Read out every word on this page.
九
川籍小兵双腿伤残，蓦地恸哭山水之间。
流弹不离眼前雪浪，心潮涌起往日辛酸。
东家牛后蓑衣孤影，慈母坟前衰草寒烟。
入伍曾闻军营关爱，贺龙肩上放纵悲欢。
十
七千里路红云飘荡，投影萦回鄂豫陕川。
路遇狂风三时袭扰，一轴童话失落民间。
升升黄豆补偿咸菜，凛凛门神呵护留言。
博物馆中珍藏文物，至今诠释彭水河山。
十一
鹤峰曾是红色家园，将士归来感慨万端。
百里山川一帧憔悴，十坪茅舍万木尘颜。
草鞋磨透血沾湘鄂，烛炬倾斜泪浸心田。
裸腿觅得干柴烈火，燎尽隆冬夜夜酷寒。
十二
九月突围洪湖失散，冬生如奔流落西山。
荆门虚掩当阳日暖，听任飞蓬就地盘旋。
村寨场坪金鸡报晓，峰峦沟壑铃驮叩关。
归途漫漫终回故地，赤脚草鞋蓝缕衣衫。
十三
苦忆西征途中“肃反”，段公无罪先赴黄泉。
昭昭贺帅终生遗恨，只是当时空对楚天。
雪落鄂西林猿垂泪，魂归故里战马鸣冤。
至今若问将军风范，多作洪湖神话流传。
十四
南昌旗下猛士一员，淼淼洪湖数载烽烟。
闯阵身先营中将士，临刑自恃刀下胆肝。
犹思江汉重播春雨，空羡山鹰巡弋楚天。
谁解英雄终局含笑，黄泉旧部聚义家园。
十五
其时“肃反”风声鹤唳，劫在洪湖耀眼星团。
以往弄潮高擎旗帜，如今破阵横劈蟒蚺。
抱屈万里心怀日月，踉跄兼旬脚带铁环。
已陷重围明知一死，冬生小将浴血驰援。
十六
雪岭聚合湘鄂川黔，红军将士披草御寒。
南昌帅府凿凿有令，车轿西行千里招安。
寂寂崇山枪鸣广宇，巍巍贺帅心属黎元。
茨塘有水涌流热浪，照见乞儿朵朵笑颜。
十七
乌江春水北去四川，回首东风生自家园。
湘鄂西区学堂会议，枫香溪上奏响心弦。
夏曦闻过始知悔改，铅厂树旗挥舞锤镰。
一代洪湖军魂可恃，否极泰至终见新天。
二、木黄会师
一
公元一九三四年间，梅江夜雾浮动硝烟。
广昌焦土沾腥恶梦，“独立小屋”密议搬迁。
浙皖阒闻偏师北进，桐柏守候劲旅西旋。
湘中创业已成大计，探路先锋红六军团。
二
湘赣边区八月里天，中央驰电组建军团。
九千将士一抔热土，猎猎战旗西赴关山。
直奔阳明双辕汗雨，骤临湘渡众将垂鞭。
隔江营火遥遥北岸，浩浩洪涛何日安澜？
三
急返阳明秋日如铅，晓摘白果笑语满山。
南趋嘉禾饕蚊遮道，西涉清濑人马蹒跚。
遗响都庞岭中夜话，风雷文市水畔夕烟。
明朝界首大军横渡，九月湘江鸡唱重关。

***

▸ WHAT YOU HAVE TO DO
Copy out all the entries shown above, character for character.

▸ EXPECTED OUTPUT
Read out every word on this page.
九
川籍小兵双腿伤残，蓦地恸哭山水之间。
流弹不离眼前雪浪，心潮涌起往日辛酸。
东家牛后蓑衣孤影，慈母坟前衰草寒烟。
入伍曾闻军营关爱，贺龙肩上放纵悲欢。
十
七千里路红云飘荡，投影萦回鄂豫陕川。
路遇狂风三时袭扰，一轴童话失落民间。
升升黄豆补偿咸菜，凛凛门神呵护留言。
博物馆中珍藏文物，至今诠释彭水河山。
十一
鹤峰曾是红色家园，将士归来感慨万端。
百里山川一帧憔悴，十坪茅舍万木尘颜。
草鞋磨透血沾湘鄂，烛炬倾斜泪浸心田。
裸腿觅得干柴烈火，燎尽隆冬夜夜酷寒。
十二
九月突围洪湖失散，冬生如奔流落西山。
荆门虚掩当阳日暖，听任飞蓬就地盘旋。
村寨场坪金鸡报晓，峰峦沟壑铃驮叩关。
归途漫漫终回故地，赤脚草鞋蓝缕衣衫。
十三
苦忆西征途中“肃反”，段公无罪先赴黄泉。
昭昭贺帅终生遗恨，只是当时空对楚天。
雪落鄂西林猿垂泪，魂归故里战马鸣冤。
至今若问将军风范，多作洪湖神话流传。
十四
南昌旗下猛士一员，淼淼洪湖数载烽烟。
闯阵身先营中将士，临刑自恃刀下胆肝。
犹思江汉重播春雨，空羡山鹰巡弋楚天。
谁解英雄终局含笑，黄泉旧部聚义家园。
十五
其时“肃反”风声鹤唳，劫在洪湖耀眼星团。
以往弄潮高擎旗帜，如今破阵横劈蟒蚺。
抱屈万里心怀日月，踉跄兼旬脚带铁环。
已陷重围明知一死，冬生小将浴血驰援。
十六
雪岭聚合湘鄂川黔，红军将士披草御寒。
南昌帅府凿凿有令，车轿西行千里招安。
寂寂崇山枪鸣广宇，巍巍贺帅心属黎元。
茨塘有水涌流热浪，照见乞儿朵朵笑颜。
十七
乌江春水北去四川，回首东风生自家园。
湘鄂西区学堂会议，枫香溪上奏响心弦。
夏曦闻过始知悔改，铅厂树旗挥舞锤镰。
一代洪湖军魂可恃，否极泰至终见新天。
二、木黄会师
一
公元一九三四年间，梅江夜雾浮动硝烟。
广昌焦土沾腥恶梦，“独立小屋”密议搬迁。
浙皖阒闻偏师北进，桐柏守候劲旅西旋。
湘中创业已成大计，探路先锋红六军团。
二
湘赣边区八月里天，中央驰电组建军团。
九千将士一抔热土，猎猎战旗西赴关山。
直奔阳明双辕汗雨，骤临湘渡众将垂鞭。
隔江营火遥遥北岸，浩浩洪涛何日安澜？
三
急返阳明秋日如铅，晓摘白果笑语满山。
南趋嘉禾饕蚊遮道，西涉清濑人马蹒跚。
遗响都庞岭中夜话，风雷文市水畔夕烟。
明朝界首大军横渡，九月湘江鸡唱重关。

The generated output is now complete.